**Short exercise:** Find the lines of data that contain the string "España", then list them.

(Extracted data entries)
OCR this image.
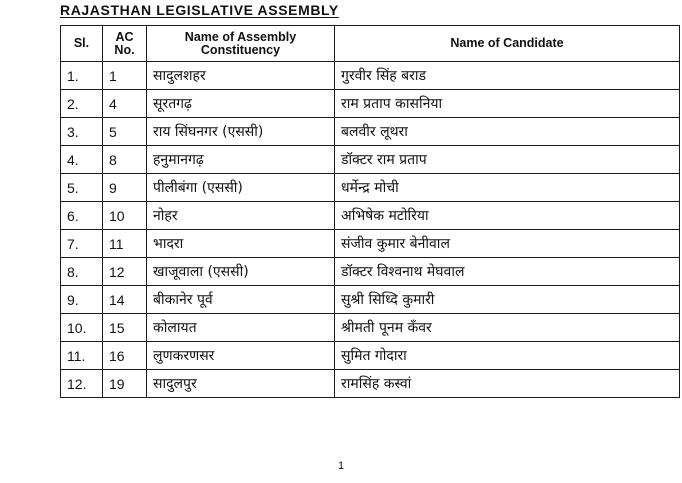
RAJASTHAN LEGISLATIVE ASSEMBLY
Sl.	AC No.	Name of Assembly Constituency	Name of Candidate
1.	1	सादुलशहर	गुरवीर सिंह बराड
2.	4	सूरतगढ़	राम प्रताप कासनिया
3.	5	राय सिंघनगर (एससी)	बलवीर लूथरा
4.	8	हनुमानगढ़	डॉक्टर राम प्रताप
5.	9	पीलीबंगा (एससी)	धर्मेन्द्र मोची
6.	10	नोहर	अभिषेक मटोरिया
7.	11	भादरा	संजीव कुमार बेनीवाल
8.	12	खाजूवाला (एससी)	डॉक्टर विश्वनाथ मेघवाल
9.	14	बीकानेर पूर्व	सुश्री सिध्दि कुमारी
10.	15	कोलायत	श्रीमती पूनम कँवर
11.	16	लुणकरणसर	सुमित गोदारा
12.	19	सादुलपुर	रामसिंह कस्वां
1
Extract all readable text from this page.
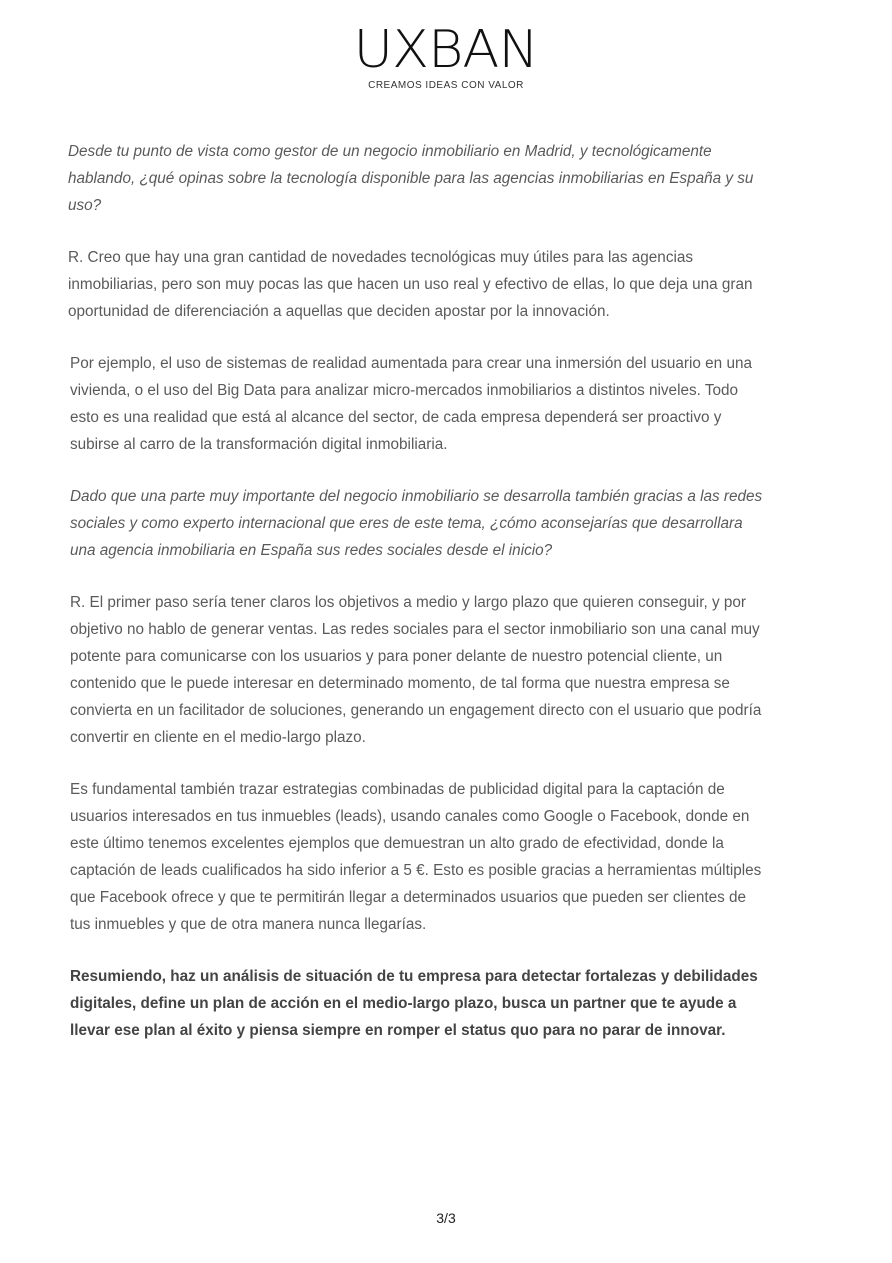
UXBAN
CREAMOS IDEAS CON VALOR

Desde tu punto de vista como gestor de un negocio inmobiliario en Madrid, y tecnológicamente hablando, ¿qué opinas sobre la tecnología disponible para las agencias inmobiliarias en España y su uso?

R. Creo que hay una gran cantidad de novedades tecnológicas muy útiles para las agencias inmobiliarias, pero son muy pocas las que hacen un uso real y efectivo de ellas, lo que deja una gran oportunidad de diferenciación a aquellas que deciden apostar por la innovación.

Por ejemplo, el uso de sistemas de realidad aumentada para crear una inmersión del usuario en una vivienda, o el uso del Big Data para analizar micro-mercados inmobiliarios a distintos niveles. Todo esto es una realidad que está al alcance del sector, de cada empresa dependerá ser proactivo y subirse al carro de la transformación digital inmobiliaria.

Dado que una parte muy importante del negocio inmobiliario se desarrolla también gracias a las redes sociales y como experto internacional que eres de este tema, ¿cómo aconsejarías que desarrollara una agencia inmobiliaria en España sus redes sociales desde el inicio?

R. El primer paso sería tener claros los objetivos a medio y largo plazo que quieren conseguir, y por objetivo no hablo de generar ventas. Las redes sociales para el sector inmobiliario son una canal muy potente para comunicarse con los usuarios y para poner delante de nuestro potencial cliente, un contenido que le puede interesar en determinado momento, de tal forma que nuestra empresa se convierta en un facilitador de soluciones, generando un engagement directo con el usuario que podría convertir en cliente en el medio-largo plazo.

Es fundamental también trazar estrategias combinadas de publicidad digital para la captación de usuarios interesados en tus inmuebles (leads), usando canales como Google o Facebook, donde en este último tenemos excelentes ejemplos que demuestran un alto grado de efectividad, donde la captación de leads cualificados ha sido inferior a 5 €. Esto es posible gracias a herramientas múltiples que Facebook ofrece y que te permitirán llegar a determinados usuarios que pueden ser clientes de tus inmuebles y que de otra manera nunca llegarías.

Resumiendo, haz un análisis de situación de tu empresa para detectar fortalezas y debilidades digitales, define un plan de acción en el medio-largo plazo, busca un partner que te ayude a llevar ese plan al éxito y piensa siempre en romper el status quo para no parar de innovar.

3/3
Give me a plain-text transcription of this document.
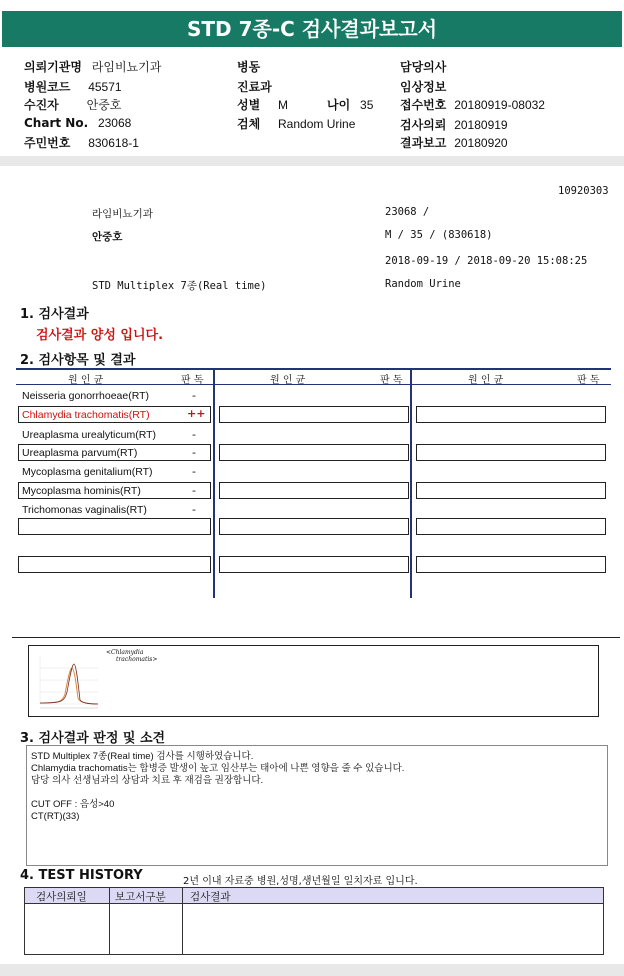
STD 7종-C 검사결과보고서
의뢰기관명 라임비뇨기과
병원코드 45571
수진자 안중호
Chart No. 23068
주민번호 830618-1
병동
진료과
성별 M	나이 35
검체 Random Urine
담당의사
임상정보
접수번호 20180919-08032
검사의뢰 20180919
결과보고 20180920
10920303
라임비뇨기과	23068 /
안중호	M / 35 / (830618)
2018-09-19 / 2018-09-20 15:08:25
STD Multiplex 7종(Real time)	Random Urine
1. 검사결과
검사결과 양성 입니다.
2. 검사항목 및 결과
원 인 균	판 독	원 인 균	판 독	원 인 균	판 독
Neisseria gonorrhoeae(RT)	-
Chlamydia trachomatis(RT)	++
Ureaplasma urealyticum(RT)	-
Ureaplasma parvum(RT)	-
Mycoplasma genitalium(RT)	-
Mycoplasma hominis(RT)	-
Trichomonas vaginalis(RT)	-
<Chlamydia
trachomatis>
3. 검사결과 판정 및 소견
STD Multiplex 7종(Real time) 검사를 시행하였습니다.
Chlamydia trachomatis는 합병증 발생이 높고 임산부는 태아에 나쁜 영향을 줄 수 있습니다.
담당 의사 선생님과의 상담과 치료 후 재검을 권장합니다.

CUT OFF : 음성>40
CT(RT)(33)
4. TEST HISTORY	2년 이내 자료중 병원,성명,생년월일 일치자료 입니다.
검사의뢰일	보고서구분 검사결과
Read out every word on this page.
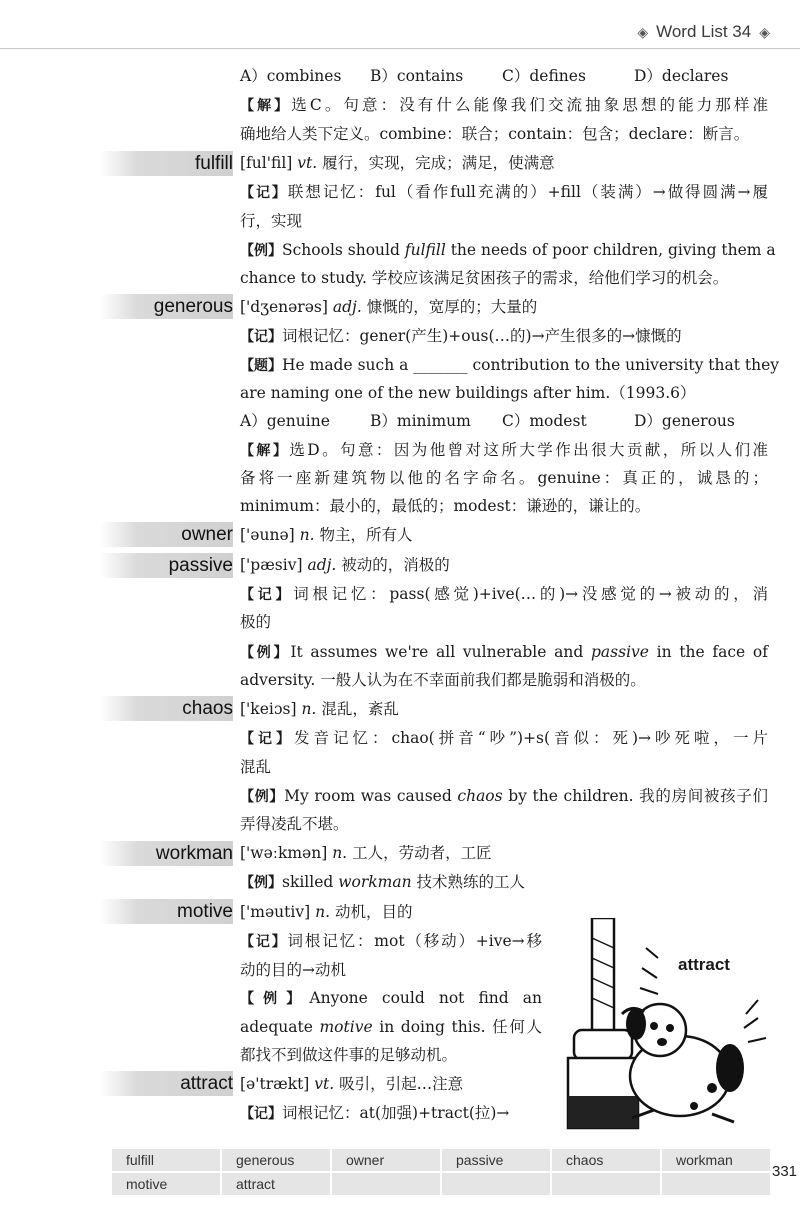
◈ Word List 34 ◈
A）combines	B）contains	C）defines	D）declares
【解】选C。句意：没有什么能像我们交流抽象思想的能力那样准
确地给人类下定义。combine：联合；contain：包含；declare：断言。
fulfill [ful'fil] vt. 履行，实现，完成；满足，使满意
【记】联想记忆：ful（看作full充满的）+fill（装满）→做得圆满→履
行，实现
【例】Schools should fulfill the needs of poor children, giving them a
chance to study. 学校应该满足贫困孩子的需求，给他们学习的机会。
generous ['dʒenərəs] adj. 慷慨的，宽厚的；大量的
【记】词根记忆：gener(产生)+ous(…的)→产生很多的→慷慨的
【题】He made such a _______ contribution to the university that they
are naming one of the new buildings after him.（1993.6）
A）genuine	B）minimum	C）modest	D）generous
【解】选D。句意：因为他曾对这所大学作出很大贡献，所以人们准
备将一座新建筑物以他的名字命名。genuine：真正的，诚恳的；
minimum：最小的，最低的；modest：谦逊的，谦让的。
owner ['əunə] n. 物主，所有人
passive ['pæsiv] adj. 被动的，消极的
【记】词根记忆：pass(感觉)+ive(…的)→没感觉的→被动的，消
极的
【例】It assumes we're all vulnerable and passive in the face of
adversity. 一般人认为在不幸面前我们都是脆弱和消极的。
chaos ['keiɔs] n. 混乱，紊乱
【记】发音记忆：chao(拼音“吵”)+s(音似：死)→吵死啦，一片
混乱
【例】My room was caused chaos by the children. 我的房间被孩子们
弄得凌乱不堪。
workman ['wəːkmən] n. 工人，劳动者，工匠
【例】skilled workman 技术熟练的工人
motive ['məutiv] n. 动机，目的
【记】词根记忆：mot（移动）+ive→移
动的目的→动机
【例】Anyone could not find an
adequate motive in doing this. 任何人
都找不到做这件事的足够动机。
attract [ə'trækt] vt. 吸引，引起…注意
【记】词根记忆：at(加强)+tract(拉)→
attract
fulfill	generous	owner	passive	chaos	workman
motive	attract
331
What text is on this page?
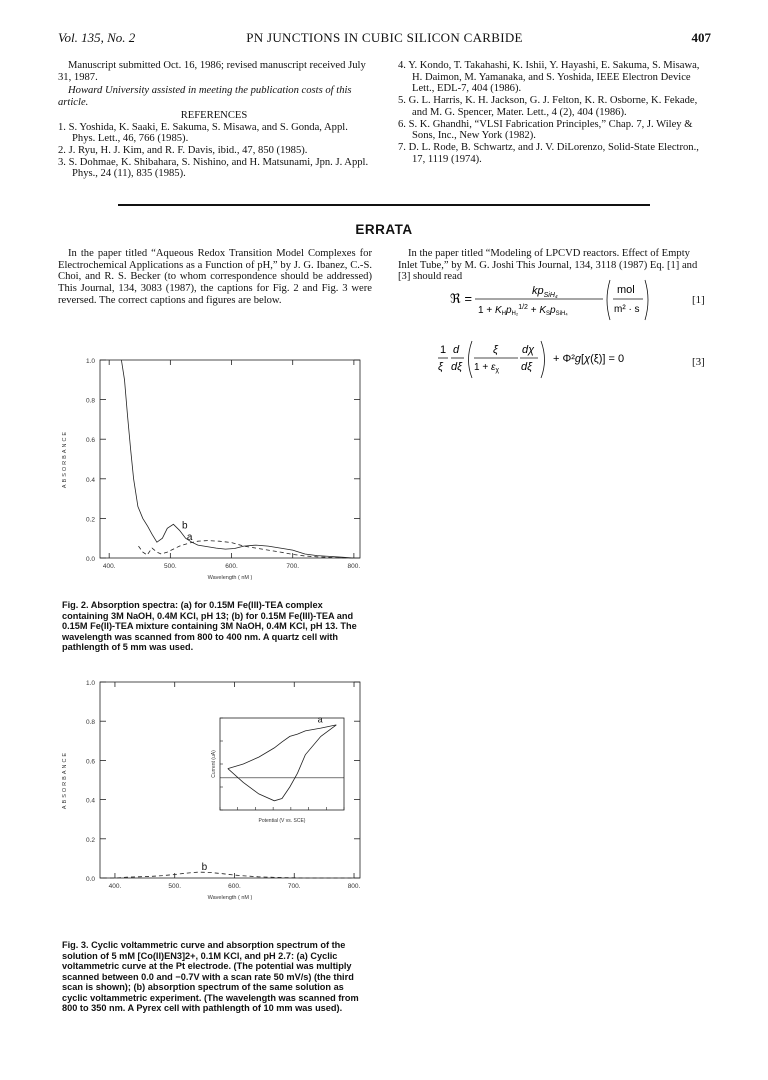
Vol. 135, No. 2	PN JUNCTIONS IN CUBIC SILICON CARBIDE	407

Manuscript submitted Oct. 16, 1986; revised manuscript received July 31, 1987.

Howard University assisted in meeting the publication costs of this article.

REFERENCES

1. S. Yoshida, K. Saaki, E. Sakuma, S. Misawa, and S. Gonda, Appl. Phys. Lett., 46, 766 (1985).

2. J. Ryu, H. J. Kim, and R. F. Davis, ibid., 47, 850 (1985).

3. S. Dohmae, K. Shibahara, S. Nishino, and H. Matsunami, Jpn. J. Appl. Phys., 24 (11), 835 (1985).

4. Y. Kondo, T. Takahashi, K. Ishii, Y. Hayashi, E. Sakuma, S. Misawa, H. Daimon, M. Yamanaka, and S. Yoshida, IEEE Electron Device Lett., EDL-7, 404 (1986).

5. G. L. Harris, K. H. Jackson, G. J. Felton, K. R. Osborne, K. Fekade, and M. G. Spencer, Mater. Lett., 4 (2), 404 (1986).

6. S. K. Ghandhi, “VLSI Fabrication Principles,” Chap. 7, J. Wiley & Sons, Inc., New York (1982).

7. D. L. Rode, B. Schwartz, and J. V. DiLorenzo, Solid-State Electron., 17, 1119 (1974).

ERRATA
In the paper titled “Aqueous Redox Transition Model Complexes for Electrochemical Applications as a Function of pH,” by J. G. Ibanez, C.-S. Choi, and R. S. Becker (to whom correspondence should be addressed) This Journal, 134, 3083 (1987), the captions for Fig. 2 and Fig. 3 were reversed. The correct captions and figures are below.
In the paper titled “Modeling of LPCVD reactors. Effect of Empty Inlet Tube,” by M. G. Joshi This Journal, 134, 3118 (1987) Eq. [1] and [3] should read
ℜ =	$kp_{SiH_4}$
$1 + K_Hp_{H_2}^{1/2} + K_Sp_{SiH_4}$
mol
m² · s
[1]
1
ξ
d
dξ
ξ
$1 + \varepsilon_\chi$
dχ
dξ
+ Φ²g[χ(ξ)] = 0	[3]
0.0
0.2
0.4
0.6
0.8
1.0
400.	500.	600.	700.	800.
Wavelength ( nM )
ABSORBANCE
a
b
Fig. 2. Absorption spectra: (a) for 0.15M Fe(III)-TEA complex containing 3M NaOH, 0.4M KCl, pH 13; (b) for 0.15M Fe(III)-TEA and 0.15M Fe(II)-TEA mixture containing 3M NaOH, 0.4M KCl, pH 13. The wavelength was scanned from 800 to 400 nm. A quartz cell with pathlength of 5 mm was used.
0.0
0.2
0.4
0.6
0.8
1.0
400.	500.	600.	700.	800.
Wavelength ( nM )
ABSORBANCE
b
a
Potential (V vs. SCE)
Current (uA)
Fig. 3. Cyclic voltammetric curve and absorption spectrum of the solution of 5 mM [Co(II)EN3]2+, 0.1M KCl, and pH 2.7: (a) Cyclic voltammetric curve at the Pt electrode. (The potential was multiply scanned between 0.0 and −0.7V with a scan rate 50 mV/s) (the third scan is shown); (b) absorption spectrum of the same solution as cyclic voltammetric experiment. (The wavelength was scanned from 800 to 350 nm. A Pyrex cell with pathlength of 10 mm was used).
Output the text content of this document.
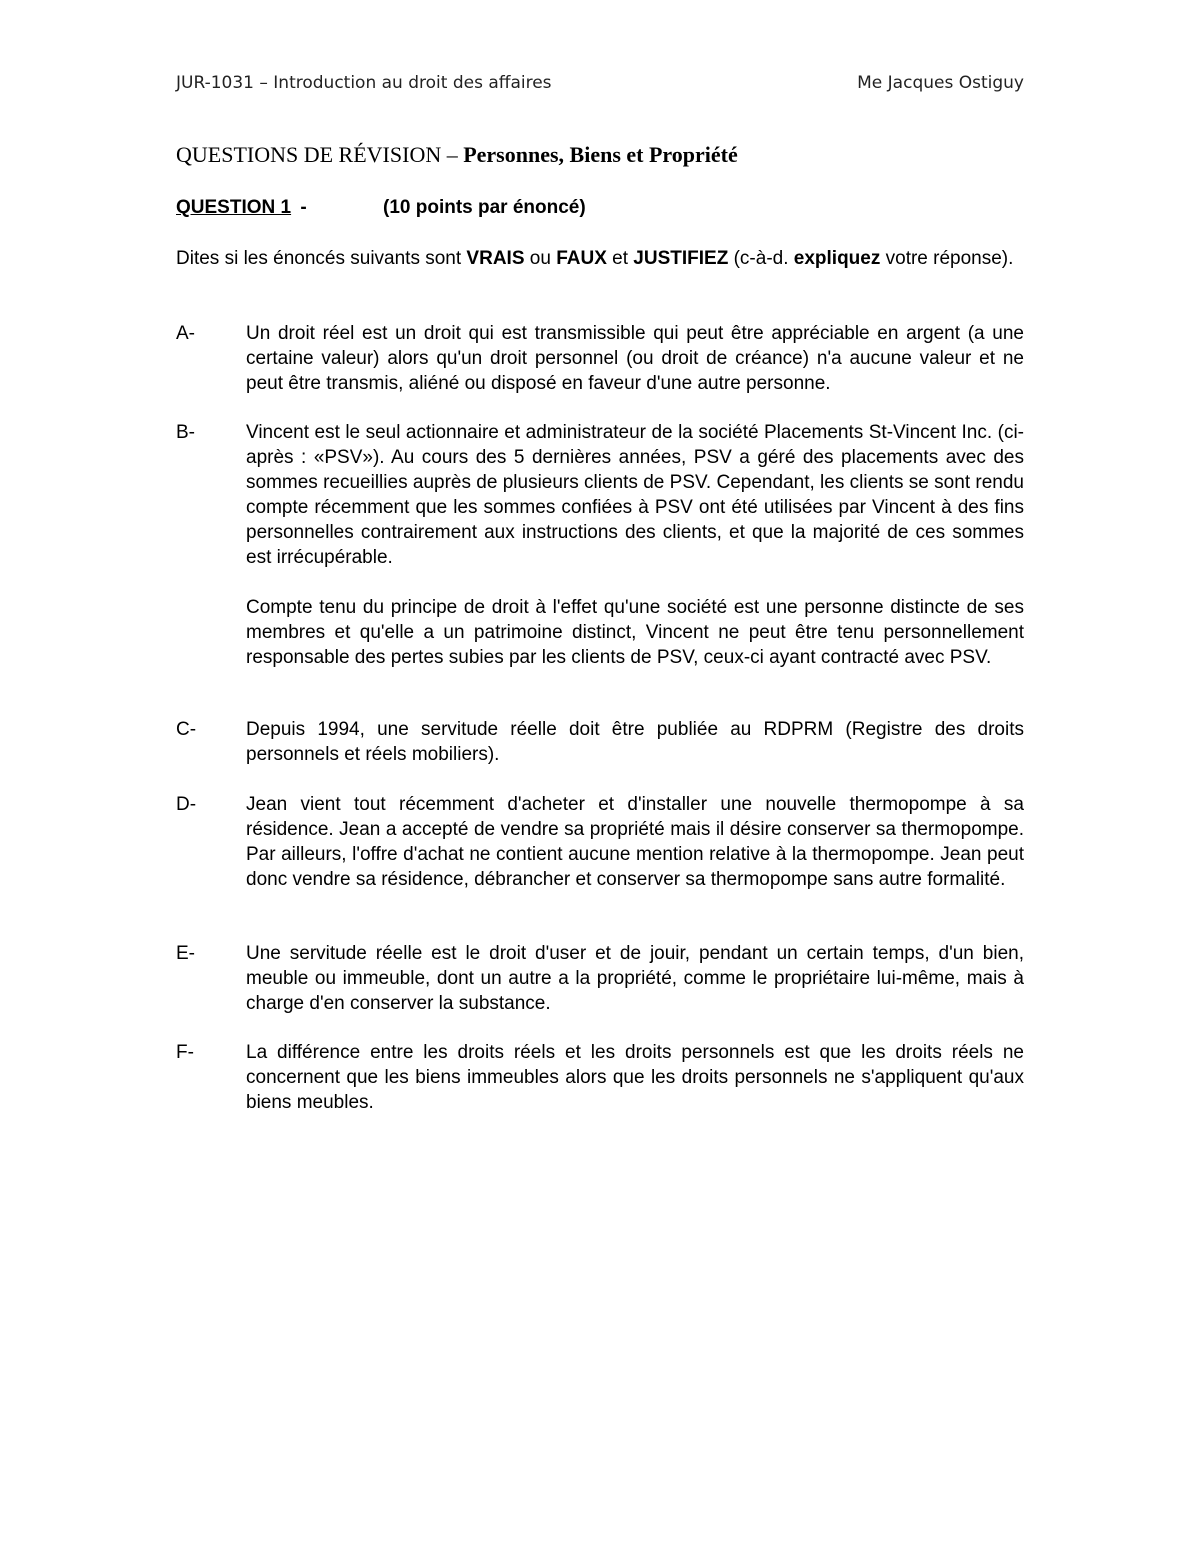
JUR-1031 – Introduction au droit des affaires	Me Jacques Ostiguy
QUESTIONS DE RÉVISION – Personnes, Biens et Propriété
QUESTION 1 -	(10 points par énoncé)
Dites si les énoncés suivants sont VRAIS ou FAUX et JUSTIFIEZ (c-à-d. expliquez votre réponse).
A-	Un droit réel est un droit qui est transmissible qui peut être appréciable en argent (a une certaine valeur) alors qu'un droit personnel (ou droit de créance) n'a aucune valeur et ne peut être transmis, aliéné ou disposé en faveur d'une autre personne.
B-	Vincent est le seul actionnaire et administrateur de la société Placements St-Vincent Inc. (ci-après : «PSV»). Au cours des 5 dernières années, PSV a géré des placements avec des sommes recueillies auprès de plusieurs clients de PSV. Cependant, les clients se sont rendu compte récemment que les sommes confiées à PSV ont été utilisées par Vincent à des fins personnelles contrairement aux instructions des clients, et que la majorité de ces sommes est irrécupérable.
Compte tenu du principe de droit à l'effet qu'une société est une personne distincte de ses membres et qu'elle a un patrimoine distinct, Vincent ne peut être tenu personnellement responsable des pertes subies par les clients de PSV, ceux-ci ayant contracté avec PSV.
C-	Depuis 1994, une servitude réelle doit être publiée au RDPRM (Registre des droits personnels et réels mobiliers).
D-	Jean vient tout récemment d'acheter et d'installer une nouvelle thermopompe à sa résidence. Jean a accepté de vendre sa propriété mais il désire conserver sa thermopompe. Par ailleurs, l'offre d'achat ne contient aucune mention relative à la thermopompe. Jean peut donc vendre sa résidence, débrancher et conserver sa thermopompe sans autre formalité.
E-	Une servitude réelle est le droit d'user et de jouir, pendant un certain temps, d'un bien, meuble ou immeuble, dont un autre a la propriété, comme le propriétaire lui-même, mais à charge d'en conserver la substance.
F-	La différence entre les droits réels et les droits personnels est que les droits réels ne concernent que les biens immeubles alors que les droits personnels ne s'appliquent qu'aux biens meubles.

**Reply:**
Desde tu punto de vista como gestor de un negocio inmobiliario en Madrid, y tecnológicamente hablando, ¿qué opinas sobre la tecnología disponible para las agencias inmobiliarias en España y su uso?
Dado que una parte muy importante del negocio inmobiliario se desarrolla también gracias a las redes sociales y como experto internacional que eres de este tema, ¿cómo aconsejarías que desarrollara una agencia inmobiliaria en España sus redes sociales desde el inicio?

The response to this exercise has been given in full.